[START TASK INPUT]
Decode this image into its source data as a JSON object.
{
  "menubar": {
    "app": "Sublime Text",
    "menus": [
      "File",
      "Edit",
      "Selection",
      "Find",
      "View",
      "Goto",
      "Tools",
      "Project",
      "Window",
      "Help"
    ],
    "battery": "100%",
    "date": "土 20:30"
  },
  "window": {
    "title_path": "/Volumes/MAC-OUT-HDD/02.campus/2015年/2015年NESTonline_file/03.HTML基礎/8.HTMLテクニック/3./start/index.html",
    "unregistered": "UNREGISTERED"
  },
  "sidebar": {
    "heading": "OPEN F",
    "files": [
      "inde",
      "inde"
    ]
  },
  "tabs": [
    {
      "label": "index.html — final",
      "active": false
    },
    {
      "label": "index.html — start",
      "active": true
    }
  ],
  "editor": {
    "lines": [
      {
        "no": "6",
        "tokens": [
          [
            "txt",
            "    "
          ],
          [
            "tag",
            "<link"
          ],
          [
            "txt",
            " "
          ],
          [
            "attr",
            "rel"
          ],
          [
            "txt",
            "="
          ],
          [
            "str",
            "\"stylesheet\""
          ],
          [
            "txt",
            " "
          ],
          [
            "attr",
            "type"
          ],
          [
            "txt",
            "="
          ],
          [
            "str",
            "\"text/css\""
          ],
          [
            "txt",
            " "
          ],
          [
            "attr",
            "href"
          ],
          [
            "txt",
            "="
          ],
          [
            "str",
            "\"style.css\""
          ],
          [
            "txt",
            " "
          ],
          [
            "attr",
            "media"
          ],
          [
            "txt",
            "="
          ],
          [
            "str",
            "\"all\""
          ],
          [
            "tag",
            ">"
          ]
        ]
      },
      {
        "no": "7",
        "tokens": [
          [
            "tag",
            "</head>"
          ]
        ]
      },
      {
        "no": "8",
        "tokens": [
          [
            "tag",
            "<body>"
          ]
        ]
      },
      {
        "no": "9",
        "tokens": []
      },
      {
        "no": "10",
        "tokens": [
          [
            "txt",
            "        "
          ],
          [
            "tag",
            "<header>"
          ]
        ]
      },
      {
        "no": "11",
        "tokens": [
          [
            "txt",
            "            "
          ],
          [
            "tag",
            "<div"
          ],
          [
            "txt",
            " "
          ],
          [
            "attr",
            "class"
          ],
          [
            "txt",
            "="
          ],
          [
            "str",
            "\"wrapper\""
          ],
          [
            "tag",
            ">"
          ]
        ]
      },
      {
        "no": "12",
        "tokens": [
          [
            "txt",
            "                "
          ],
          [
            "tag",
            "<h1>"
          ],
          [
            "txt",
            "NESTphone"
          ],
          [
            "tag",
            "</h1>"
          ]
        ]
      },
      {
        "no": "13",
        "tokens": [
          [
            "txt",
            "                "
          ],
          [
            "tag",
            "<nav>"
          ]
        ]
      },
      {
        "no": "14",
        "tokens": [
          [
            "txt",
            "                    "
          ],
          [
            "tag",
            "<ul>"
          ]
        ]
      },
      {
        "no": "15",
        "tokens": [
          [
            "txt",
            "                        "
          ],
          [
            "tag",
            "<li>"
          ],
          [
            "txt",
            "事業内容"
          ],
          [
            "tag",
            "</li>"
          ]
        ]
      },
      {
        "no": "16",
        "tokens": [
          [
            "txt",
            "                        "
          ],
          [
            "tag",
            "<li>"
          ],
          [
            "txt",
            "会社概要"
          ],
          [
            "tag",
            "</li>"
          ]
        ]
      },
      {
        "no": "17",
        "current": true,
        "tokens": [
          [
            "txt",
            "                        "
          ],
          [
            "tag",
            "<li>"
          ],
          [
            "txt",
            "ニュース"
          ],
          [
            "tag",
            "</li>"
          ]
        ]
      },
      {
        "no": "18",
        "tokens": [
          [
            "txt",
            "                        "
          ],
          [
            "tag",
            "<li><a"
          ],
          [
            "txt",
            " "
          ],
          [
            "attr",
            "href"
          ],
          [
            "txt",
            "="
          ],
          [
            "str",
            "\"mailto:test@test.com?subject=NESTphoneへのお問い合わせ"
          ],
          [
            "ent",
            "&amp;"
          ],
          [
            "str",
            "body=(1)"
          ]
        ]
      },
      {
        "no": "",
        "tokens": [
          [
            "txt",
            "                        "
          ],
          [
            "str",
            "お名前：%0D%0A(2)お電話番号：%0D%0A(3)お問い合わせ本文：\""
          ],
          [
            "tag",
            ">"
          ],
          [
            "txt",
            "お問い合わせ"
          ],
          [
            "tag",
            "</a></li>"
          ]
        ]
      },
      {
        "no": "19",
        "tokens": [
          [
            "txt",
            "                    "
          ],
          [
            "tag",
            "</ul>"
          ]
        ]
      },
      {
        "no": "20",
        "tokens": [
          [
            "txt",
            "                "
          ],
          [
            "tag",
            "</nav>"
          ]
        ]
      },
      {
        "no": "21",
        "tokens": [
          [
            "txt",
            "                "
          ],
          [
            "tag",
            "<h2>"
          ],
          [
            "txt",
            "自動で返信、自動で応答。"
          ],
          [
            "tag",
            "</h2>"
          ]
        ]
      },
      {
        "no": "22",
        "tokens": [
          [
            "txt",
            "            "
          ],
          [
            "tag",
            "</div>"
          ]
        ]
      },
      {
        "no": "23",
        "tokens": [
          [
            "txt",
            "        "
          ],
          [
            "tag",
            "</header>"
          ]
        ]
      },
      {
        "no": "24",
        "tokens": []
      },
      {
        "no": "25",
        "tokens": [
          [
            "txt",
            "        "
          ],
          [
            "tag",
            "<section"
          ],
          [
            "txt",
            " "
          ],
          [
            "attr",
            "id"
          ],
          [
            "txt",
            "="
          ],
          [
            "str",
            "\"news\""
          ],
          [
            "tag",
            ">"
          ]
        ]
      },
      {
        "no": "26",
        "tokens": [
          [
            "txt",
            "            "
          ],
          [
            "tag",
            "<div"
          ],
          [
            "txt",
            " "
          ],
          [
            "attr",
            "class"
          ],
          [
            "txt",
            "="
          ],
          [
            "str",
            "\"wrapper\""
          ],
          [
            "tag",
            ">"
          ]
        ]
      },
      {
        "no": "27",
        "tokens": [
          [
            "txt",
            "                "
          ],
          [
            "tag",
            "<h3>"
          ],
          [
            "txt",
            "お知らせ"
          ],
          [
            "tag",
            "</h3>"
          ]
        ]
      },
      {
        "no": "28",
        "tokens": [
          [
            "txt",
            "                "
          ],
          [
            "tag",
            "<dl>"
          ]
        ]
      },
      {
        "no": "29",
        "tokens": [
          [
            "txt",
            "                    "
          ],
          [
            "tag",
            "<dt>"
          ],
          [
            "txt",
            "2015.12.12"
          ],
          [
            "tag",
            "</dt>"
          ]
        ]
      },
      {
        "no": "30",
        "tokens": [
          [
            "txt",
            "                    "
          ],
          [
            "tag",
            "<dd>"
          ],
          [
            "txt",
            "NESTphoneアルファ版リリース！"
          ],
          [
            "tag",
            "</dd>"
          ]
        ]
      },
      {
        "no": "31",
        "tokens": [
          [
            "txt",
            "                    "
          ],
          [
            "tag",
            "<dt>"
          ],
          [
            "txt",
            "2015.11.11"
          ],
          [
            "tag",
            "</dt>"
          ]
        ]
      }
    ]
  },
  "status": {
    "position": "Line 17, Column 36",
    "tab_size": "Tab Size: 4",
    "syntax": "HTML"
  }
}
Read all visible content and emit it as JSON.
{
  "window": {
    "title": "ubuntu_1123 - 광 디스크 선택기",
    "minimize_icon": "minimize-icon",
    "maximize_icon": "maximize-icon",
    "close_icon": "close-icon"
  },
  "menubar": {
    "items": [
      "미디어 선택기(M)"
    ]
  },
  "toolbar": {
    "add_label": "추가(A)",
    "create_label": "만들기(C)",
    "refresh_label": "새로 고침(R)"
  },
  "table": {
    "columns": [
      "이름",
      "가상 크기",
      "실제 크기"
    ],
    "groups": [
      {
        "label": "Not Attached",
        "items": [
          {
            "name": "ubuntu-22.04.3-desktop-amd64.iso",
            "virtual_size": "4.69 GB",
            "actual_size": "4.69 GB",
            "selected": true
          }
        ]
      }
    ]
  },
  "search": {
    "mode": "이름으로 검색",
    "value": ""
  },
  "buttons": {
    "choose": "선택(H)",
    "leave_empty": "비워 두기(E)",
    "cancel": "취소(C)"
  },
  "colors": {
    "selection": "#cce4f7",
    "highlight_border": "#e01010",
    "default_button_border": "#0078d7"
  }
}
[END TASK INPUT]
Reproduce only the lines between the line containing "Read all visible content and emit it as JSON." and the last line of the records, those two lines included, exactly.

Read all visible content and emit it as JSON.
{
  "window": {
    "title": "ubuntu_1123 - 광 디스크 선택기",
    "minimize_icon": "minimize-icon",
    "maximize_icon": "maximize-icon",
    "close_icon": "close-icon"
  },
  "menubar": {
    "items": [
      "미디어 선택기(M)"
    ]
  },
  "toolbar": {
    "add_label": "추가(A)",
    "create_label": "만들기(C)",
    "refresh_label": "새로 고침(R)"
  },
  "table": {
    "columns": [
      "이름",
      "가상 크기",
      "실제 크기"
    ],
    "groups": [
      {
        "label": "Not Attached",
        "items": [
          {
            "name": "ubuntu-22.04.3-desktop-amd64.iso",
            "virtual_size": "4.69 GB",
            "actual_size": "4.69 GB",
            "selected": true
          }
        ]
      }
    ]
  },
  "search": {
    "mode": "이름으로 검색",
    "value": ""
  },
  "buttons": {
    "choose": "선택(H)",
    "leave_empty": "비워 두기(E)",
    "cancel": "취소(C)"
  },
  "colors": {
    "selection": "#cce4f7",
    "highlight_border": "#e01010",
    "default_button_border": "#0078d7"
  }
}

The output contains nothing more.